Required task: Check each line of the material below for "text". Report how many have it, with no other words.

─── The input ───

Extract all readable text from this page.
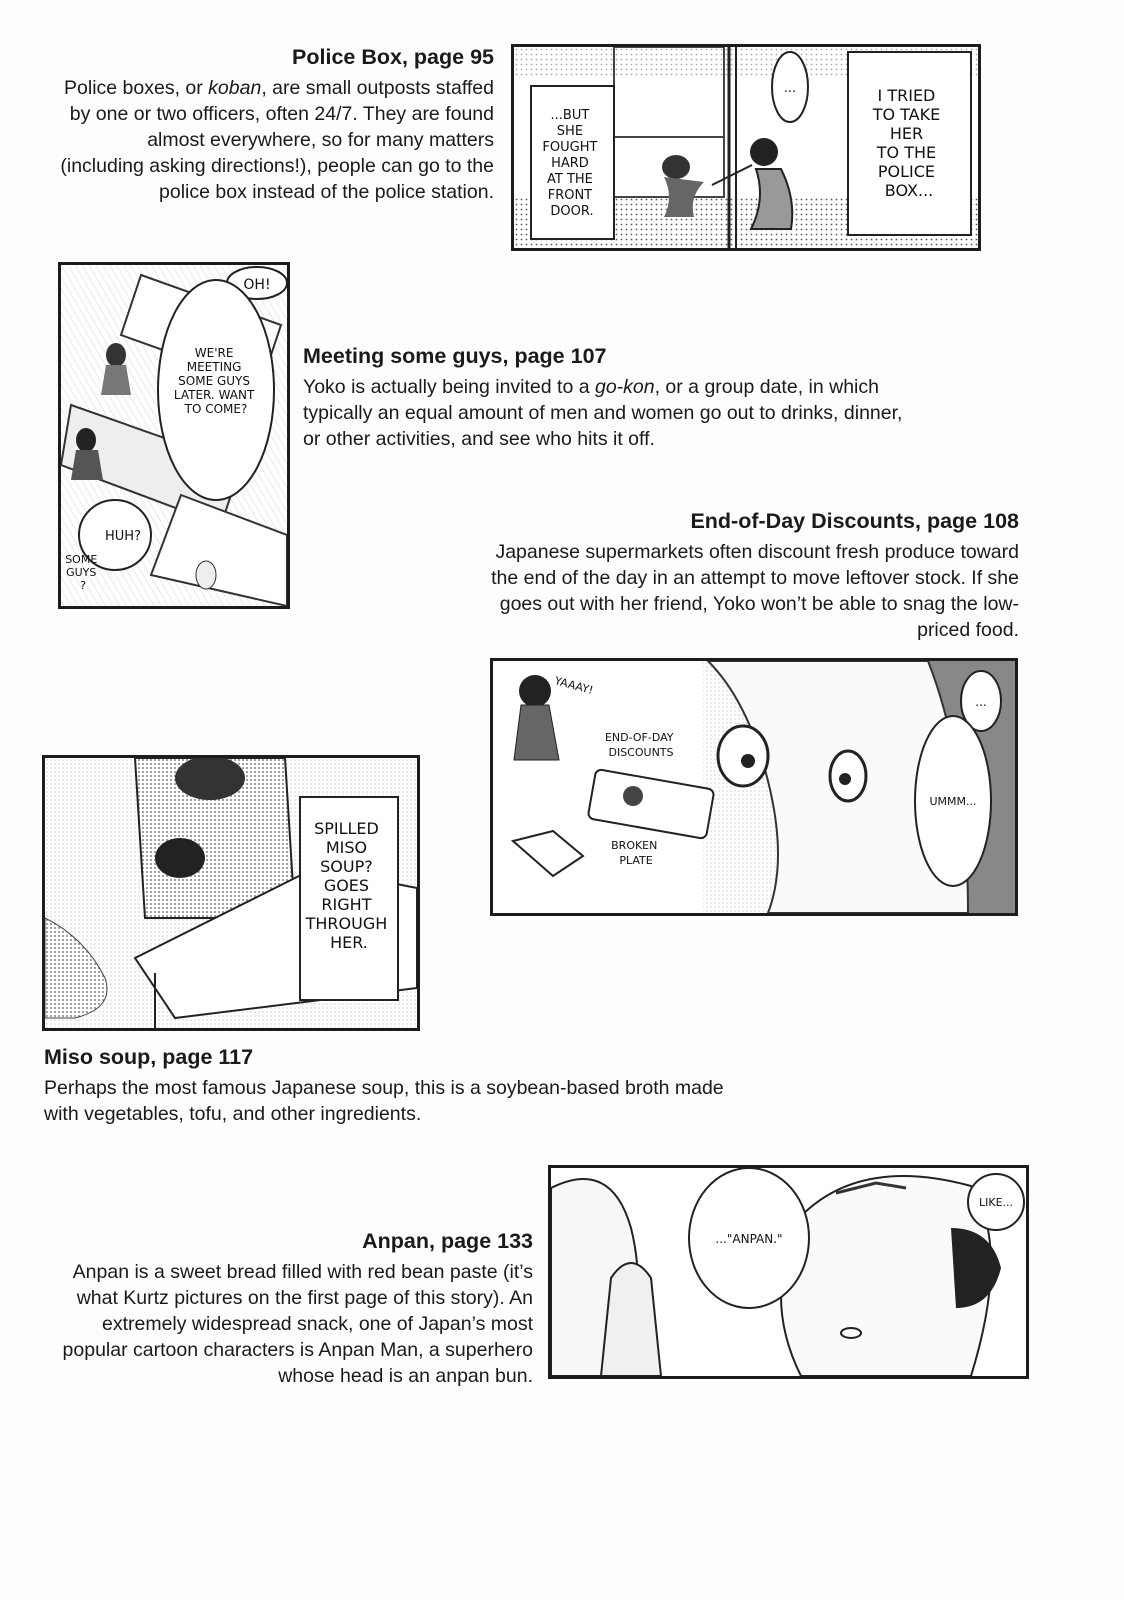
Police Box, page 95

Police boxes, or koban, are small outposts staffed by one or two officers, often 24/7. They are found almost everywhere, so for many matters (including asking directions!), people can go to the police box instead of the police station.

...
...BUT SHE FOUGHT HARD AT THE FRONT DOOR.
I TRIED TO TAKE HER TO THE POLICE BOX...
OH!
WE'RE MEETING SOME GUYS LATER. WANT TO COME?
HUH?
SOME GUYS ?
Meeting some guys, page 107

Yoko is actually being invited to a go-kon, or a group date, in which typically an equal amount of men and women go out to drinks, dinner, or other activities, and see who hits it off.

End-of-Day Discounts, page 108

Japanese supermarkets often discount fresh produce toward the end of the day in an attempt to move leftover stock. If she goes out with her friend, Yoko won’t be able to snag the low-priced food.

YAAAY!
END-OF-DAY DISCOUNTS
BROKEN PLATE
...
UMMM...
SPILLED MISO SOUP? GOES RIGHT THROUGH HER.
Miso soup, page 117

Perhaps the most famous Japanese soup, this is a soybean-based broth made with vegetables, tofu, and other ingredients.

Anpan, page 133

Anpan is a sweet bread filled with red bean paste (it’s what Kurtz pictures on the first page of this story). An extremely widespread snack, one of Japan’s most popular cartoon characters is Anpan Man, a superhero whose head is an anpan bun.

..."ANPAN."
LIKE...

───
─── The input ───

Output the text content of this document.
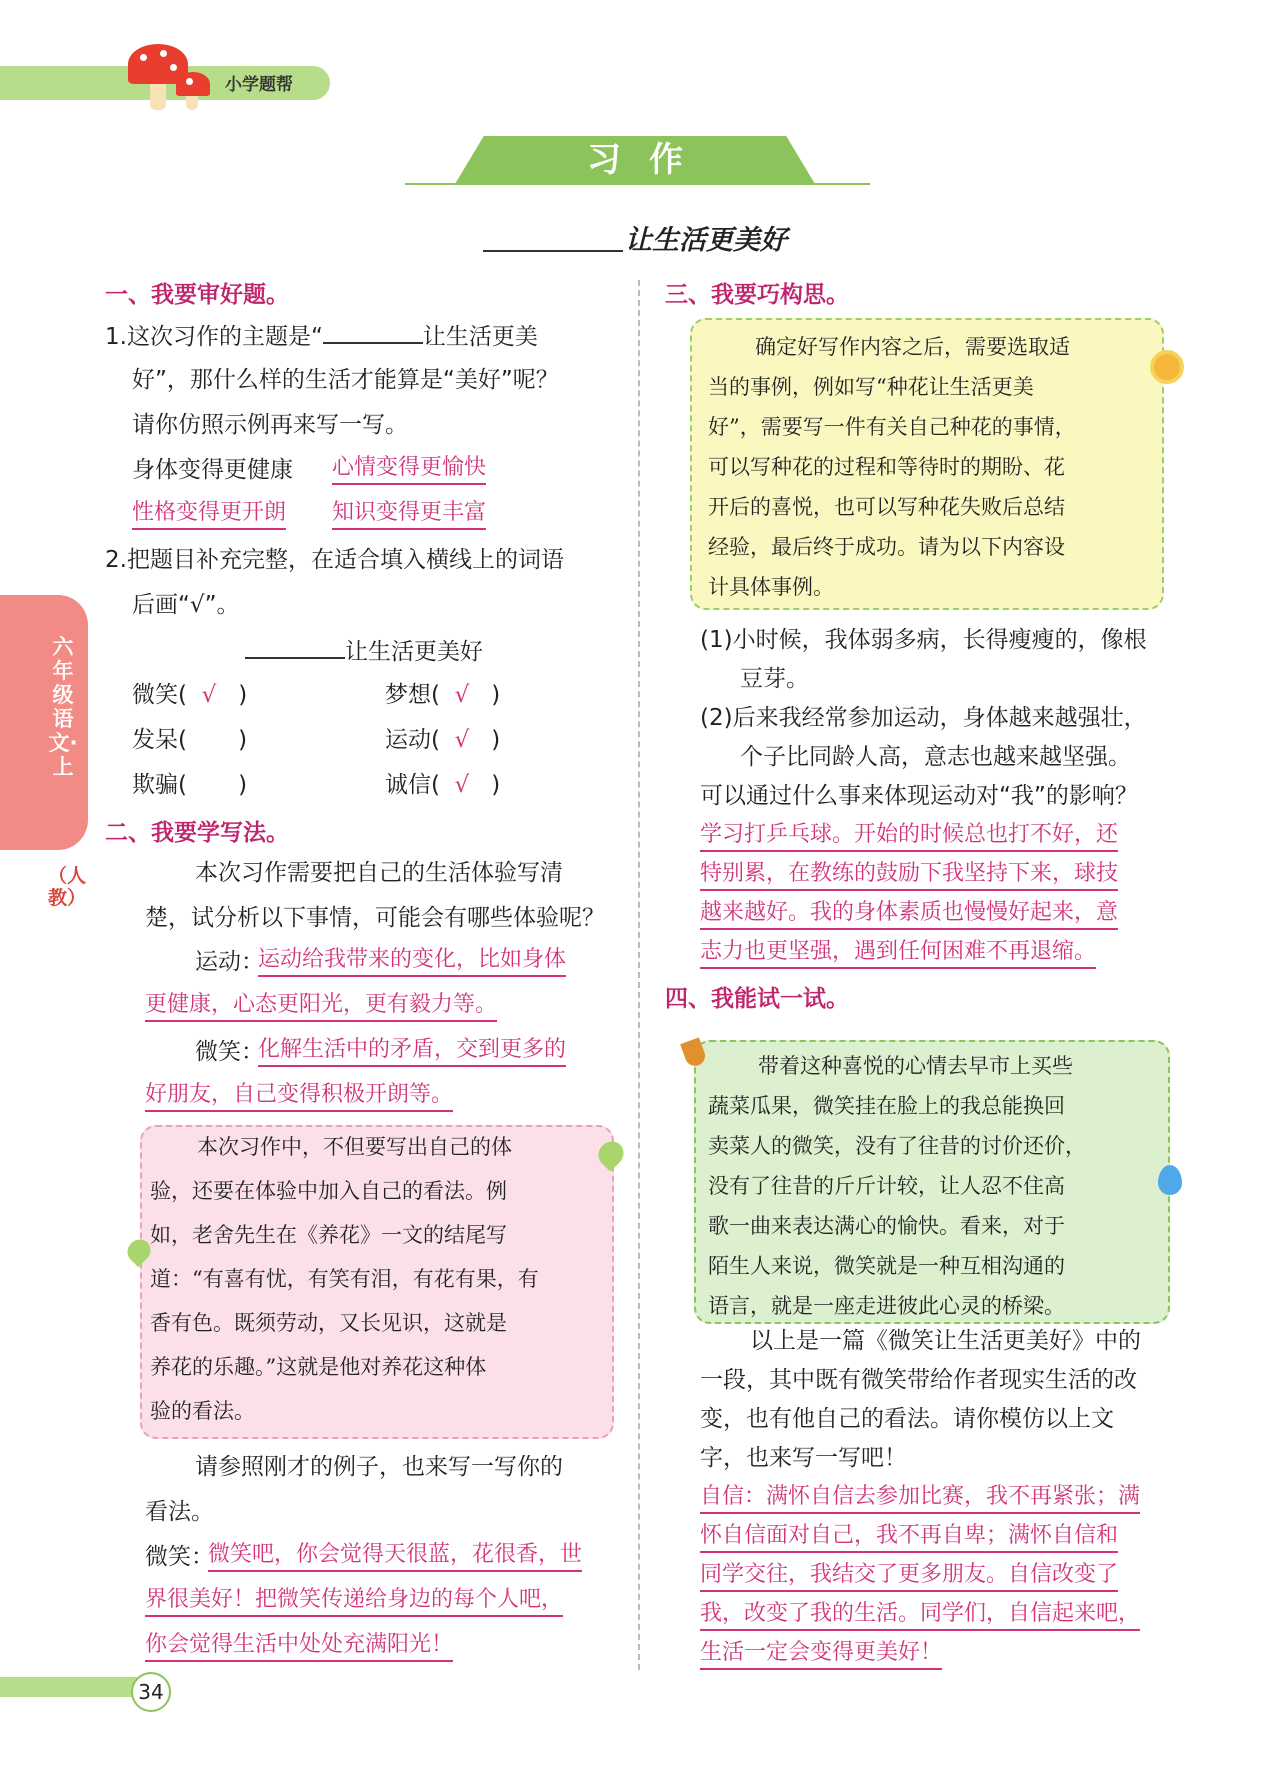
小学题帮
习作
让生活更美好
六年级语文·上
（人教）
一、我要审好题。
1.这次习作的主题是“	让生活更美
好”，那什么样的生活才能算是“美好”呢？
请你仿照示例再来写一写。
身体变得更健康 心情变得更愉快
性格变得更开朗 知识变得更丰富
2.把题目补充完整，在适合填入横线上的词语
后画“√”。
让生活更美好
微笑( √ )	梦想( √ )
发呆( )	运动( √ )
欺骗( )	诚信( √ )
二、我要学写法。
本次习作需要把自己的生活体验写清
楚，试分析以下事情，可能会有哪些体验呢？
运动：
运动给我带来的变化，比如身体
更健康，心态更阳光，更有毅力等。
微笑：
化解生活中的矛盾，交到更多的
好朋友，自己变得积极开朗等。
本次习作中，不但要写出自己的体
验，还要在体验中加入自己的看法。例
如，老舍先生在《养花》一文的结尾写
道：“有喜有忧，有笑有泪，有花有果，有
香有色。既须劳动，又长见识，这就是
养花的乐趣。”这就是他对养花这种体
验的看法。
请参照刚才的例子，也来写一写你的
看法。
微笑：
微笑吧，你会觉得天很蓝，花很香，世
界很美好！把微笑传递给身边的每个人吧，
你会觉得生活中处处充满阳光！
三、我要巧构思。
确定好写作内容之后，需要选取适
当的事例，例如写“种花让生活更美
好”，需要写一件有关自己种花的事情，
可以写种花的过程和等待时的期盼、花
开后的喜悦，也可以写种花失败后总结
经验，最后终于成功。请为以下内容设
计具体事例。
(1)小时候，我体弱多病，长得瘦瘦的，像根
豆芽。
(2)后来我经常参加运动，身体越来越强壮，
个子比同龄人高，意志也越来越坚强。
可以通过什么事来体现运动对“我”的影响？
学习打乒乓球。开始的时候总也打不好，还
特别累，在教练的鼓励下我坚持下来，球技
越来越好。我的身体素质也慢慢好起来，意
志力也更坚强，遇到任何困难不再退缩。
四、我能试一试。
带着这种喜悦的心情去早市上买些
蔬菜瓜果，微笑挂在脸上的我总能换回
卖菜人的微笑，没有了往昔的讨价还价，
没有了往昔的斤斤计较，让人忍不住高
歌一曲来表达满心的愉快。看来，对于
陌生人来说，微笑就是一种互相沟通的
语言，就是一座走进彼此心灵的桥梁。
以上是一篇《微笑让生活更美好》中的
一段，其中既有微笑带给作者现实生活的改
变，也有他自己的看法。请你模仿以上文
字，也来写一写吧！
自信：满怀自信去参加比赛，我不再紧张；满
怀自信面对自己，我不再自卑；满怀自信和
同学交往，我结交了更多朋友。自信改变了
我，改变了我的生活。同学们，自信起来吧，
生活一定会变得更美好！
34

───

Expected answer: 2